(Problem to work on) List all lines in the material below that contain "both".
>> START
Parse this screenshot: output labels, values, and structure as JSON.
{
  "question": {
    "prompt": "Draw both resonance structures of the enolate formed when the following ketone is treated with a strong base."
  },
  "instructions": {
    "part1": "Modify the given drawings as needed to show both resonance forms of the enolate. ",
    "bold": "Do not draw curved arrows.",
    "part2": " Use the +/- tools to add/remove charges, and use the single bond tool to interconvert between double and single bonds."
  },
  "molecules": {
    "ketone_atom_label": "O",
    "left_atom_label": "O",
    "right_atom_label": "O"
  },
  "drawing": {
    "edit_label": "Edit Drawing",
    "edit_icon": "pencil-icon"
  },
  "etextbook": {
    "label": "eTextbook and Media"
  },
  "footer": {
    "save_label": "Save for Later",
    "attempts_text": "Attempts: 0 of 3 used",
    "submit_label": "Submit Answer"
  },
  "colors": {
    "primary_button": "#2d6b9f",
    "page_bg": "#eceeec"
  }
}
>> END
(The result)
    "prompt": "Draw both resonance structures of the enolate formed when the following ketone is treated with a strong base."
    "part1": "Modify the given drawings as needed to show both resonance forms of the enolate. ",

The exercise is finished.